___ Podane wpisy ___

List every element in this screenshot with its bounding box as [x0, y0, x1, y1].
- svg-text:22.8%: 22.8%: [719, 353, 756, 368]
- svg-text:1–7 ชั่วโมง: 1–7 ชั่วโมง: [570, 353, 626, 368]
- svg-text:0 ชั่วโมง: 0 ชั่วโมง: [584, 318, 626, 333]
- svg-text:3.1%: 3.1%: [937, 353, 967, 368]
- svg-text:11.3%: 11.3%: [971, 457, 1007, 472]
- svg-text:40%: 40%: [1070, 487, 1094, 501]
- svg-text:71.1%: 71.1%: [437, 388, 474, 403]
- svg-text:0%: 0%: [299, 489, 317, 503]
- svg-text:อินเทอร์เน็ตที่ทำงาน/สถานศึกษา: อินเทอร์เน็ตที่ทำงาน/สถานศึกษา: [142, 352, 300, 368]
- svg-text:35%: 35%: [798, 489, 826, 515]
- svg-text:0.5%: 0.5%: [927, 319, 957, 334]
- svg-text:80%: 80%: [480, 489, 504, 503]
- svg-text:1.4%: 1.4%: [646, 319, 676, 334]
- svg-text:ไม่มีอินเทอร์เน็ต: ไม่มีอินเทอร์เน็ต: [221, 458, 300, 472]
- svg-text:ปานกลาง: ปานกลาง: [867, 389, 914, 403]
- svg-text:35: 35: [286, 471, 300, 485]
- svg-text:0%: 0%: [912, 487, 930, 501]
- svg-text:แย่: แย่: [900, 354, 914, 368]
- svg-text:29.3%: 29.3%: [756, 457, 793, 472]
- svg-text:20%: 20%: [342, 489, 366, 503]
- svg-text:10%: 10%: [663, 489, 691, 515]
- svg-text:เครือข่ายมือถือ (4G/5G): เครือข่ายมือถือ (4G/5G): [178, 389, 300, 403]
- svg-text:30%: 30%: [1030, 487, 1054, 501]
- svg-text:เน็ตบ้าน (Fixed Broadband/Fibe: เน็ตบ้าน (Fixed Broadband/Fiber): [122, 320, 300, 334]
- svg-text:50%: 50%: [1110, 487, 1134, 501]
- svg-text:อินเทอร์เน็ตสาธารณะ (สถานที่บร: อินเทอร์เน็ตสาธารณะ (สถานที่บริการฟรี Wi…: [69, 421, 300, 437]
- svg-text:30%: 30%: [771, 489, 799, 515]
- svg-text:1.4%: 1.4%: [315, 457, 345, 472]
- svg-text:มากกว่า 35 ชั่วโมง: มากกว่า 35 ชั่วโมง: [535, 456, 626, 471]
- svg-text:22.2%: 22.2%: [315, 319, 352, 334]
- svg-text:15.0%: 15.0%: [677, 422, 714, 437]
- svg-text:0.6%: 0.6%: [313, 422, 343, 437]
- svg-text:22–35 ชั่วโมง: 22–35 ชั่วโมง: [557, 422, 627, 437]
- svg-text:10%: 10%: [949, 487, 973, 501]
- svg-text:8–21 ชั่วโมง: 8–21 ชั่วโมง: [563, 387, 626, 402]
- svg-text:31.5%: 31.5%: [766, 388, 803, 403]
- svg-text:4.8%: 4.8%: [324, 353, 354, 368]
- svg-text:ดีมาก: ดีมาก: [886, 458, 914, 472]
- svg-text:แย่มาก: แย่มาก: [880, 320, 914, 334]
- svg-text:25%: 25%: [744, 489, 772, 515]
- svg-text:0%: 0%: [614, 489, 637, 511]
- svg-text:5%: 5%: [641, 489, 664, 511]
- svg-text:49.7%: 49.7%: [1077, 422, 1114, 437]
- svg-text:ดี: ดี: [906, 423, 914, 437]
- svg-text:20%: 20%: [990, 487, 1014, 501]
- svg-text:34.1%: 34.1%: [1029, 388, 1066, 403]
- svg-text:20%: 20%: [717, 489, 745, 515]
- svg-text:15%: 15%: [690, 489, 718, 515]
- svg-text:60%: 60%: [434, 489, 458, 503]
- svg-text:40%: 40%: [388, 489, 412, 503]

___

▸ **Treść zadania**
Proszę przepisać bez żadnych zmian wiersze materiału powyżej, zaczynając od jego pierwszego wiersza i kończąc na wierszu zawierającym „- svg-text:0 ชั่วโมง: 0” (włącznie).

▸ **Wynik zadania**
List every element in this screenshot with its bounding box as [x0, y0, x1, y1].
- svg-text:22.8%: 22.8%: [719, 353, 756, 368]
- svg-text:1–7 ชั่วโมง: 1–7 ชั่วโมง: [570, 353, 626, 368]
- svg-text:0 ชั่วโมง: 0 ชั่วโมง: [584, 318, 626, 333]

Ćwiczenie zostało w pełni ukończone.